● Problem details
Restate the listing below word for word, omitting any images.

● Records from a data collection
-*-*-

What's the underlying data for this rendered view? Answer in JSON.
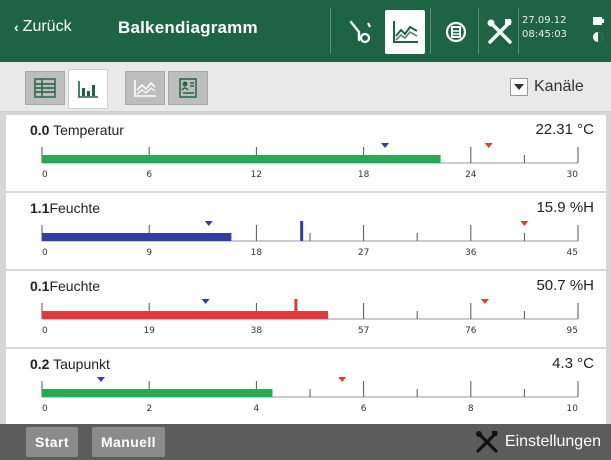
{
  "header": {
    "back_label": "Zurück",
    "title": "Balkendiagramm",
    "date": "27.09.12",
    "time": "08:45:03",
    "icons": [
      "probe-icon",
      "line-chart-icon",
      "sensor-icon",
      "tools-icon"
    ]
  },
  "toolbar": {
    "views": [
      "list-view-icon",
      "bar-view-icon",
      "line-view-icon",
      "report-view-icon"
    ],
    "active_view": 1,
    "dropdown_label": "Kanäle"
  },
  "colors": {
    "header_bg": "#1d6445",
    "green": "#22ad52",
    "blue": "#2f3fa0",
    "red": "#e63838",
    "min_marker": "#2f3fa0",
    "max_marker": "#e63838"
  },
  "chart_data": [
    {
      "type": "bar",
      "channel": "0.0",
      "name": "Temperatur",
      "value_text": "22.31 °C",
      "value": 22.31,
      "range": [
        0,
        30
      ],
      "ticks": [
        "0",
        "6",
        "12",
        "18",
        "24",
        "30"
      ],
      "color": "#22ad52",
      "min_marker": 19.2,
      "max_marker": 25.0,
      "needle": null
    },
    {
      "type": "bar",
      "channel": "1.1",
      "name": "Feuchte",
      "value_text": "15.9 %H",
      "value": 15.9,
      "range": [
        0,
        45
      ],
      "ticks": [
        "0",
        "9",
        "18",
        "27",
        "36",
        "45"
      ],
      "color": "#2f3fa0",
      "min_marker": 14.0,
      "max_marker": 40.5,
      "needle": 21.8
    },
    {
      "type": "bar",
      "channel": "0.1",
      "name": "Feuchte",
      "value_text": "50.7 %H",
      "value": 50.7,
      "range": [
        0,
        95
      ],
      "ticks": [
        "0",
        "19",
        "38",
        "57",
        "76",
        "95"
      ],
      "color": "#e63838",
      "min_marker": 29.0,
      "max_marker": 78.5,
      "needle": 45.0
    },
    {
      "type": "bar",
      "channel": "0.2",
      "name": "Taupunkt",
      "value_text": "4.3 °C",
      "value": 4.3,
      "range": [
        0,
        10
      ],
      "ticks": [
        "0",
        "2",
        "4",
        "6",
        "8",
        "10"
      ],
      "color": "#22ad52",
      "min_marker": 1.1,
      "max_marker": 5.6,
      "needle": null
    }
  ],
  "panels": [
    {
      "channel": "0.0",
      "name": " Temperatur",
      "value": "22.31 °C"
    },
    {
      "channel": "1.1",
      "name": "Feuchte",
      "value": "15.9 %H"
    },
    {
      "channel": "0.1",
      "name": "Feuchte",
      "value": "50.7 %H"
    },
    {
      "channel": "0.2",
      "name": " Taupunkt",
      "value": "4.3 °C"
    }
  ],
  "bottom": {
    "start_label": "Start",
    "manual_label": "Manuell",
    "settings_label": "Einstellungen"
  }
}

-*-*-

● Solution for this task
What's the underlying data for this rendered view? Answer in JSON.
{
  "header": {
    "back_label": "Zurück",
    "title": "Balkendiagramm",
    "date": "27.09.12",
    "time": "08:45:03",
    "icons": [
      "probe-icon",
      "line-chart-icon",
      "sensor-icon",
      "tools-icon"
    ]
  },
  "toolbar": {
    "views": [
      "list-view-icon",
      "bar-view-icon",
      "line-view-icon",
      "report-view-icon"
    ],
    "active_view": 1,
    "dropdown_label": "Kanäle"
  },
  "colors": {
    "header_bg": "#1d6445",
    "green": "#22ad52",
    "blue": "#2f3fa0",
    "red": "#e63838",
    "min_marker": "#2f3fa0",
    "max_marker": "#e63838"
  },
  "chart_data": [
    {
      "type": "bar",
      "channel": "0.0",
      "name": "Temperatur",
      "value_text": "22.31 °C",
      "value": 22.31,
      "range": [
        0,
        30
      ],
      "ticks": [
        "0",
        "6",
        "12",
        "18",
        "24",
        "30"
      ],
      "color": "#22ad52",
      "min_marker": 19.2,
      "max_marker": 25.0,
      "needle": null
    },
    {
      "type": "bar",
      "channel": "1.1",
      "name": "Feuchte",
      "value_text": "15.9 %H",
      "value": 15.9,
      "range": [
        0,
        45
      ],
      "ticks": [
        "0",
        "9",
        "18",
        "27",
        "36",
        "45"
      ],
      "color": "#2f3fa0",
      "min_marker": 14.0,
      "max_marker": 40.5,
      "needle": 21.8
    },
    {
      "type": "bar",
      "channel": "0.1",
      "name": "Feuchte",
      "value_text": "50.7 %H",
      "value": 50.7,
      "range": [
        0,
        95
      ],
      "ticks": [
        "0",
        "19",
        "38",
        "57",
        "76",
        "95"
      ],
      "color": "#e63838",
      "min_marker": 29.0,
      "max_marker": 78.5,
      "needle": 45.0
    },
    {
      "type": "bar",
      "channel": "0.2",
      "name": "Taupunkt",
      "value_text": "4.3 °C",
      "value": 4.3,
      "range": [
        0,
        10
      ],
      "ticks": [
        "0",
        "2",
        "4",
        "6",
        "8",
        "10"
      ],
      "color": "#22ad52",
      "min_marker": 1.1,
      "max_marker": 5.6,
      "needle": null
    }
  ],
  "panels": [
    {
      "channel": "0.0",
      "name": " Temperatur",
      "value": "22.31 °C"
    },
    {
      "channel": "1.1",
      "name": "Feuchte",
      "value": "15.9 %H"
    },
    {
      "channel": "0.1",
      "name": "Feuchte",
      "value": "50.7 %H"
    },
    {
      "channel": "0.2",
      "name": " Taupunkt",
      "value": "4.3 °C"
    }
  ],
  "bottom": {
    "start_label": "Start",
    "manual_label": "Manuell",
    "settings_label": "Einstellungen"
  }
}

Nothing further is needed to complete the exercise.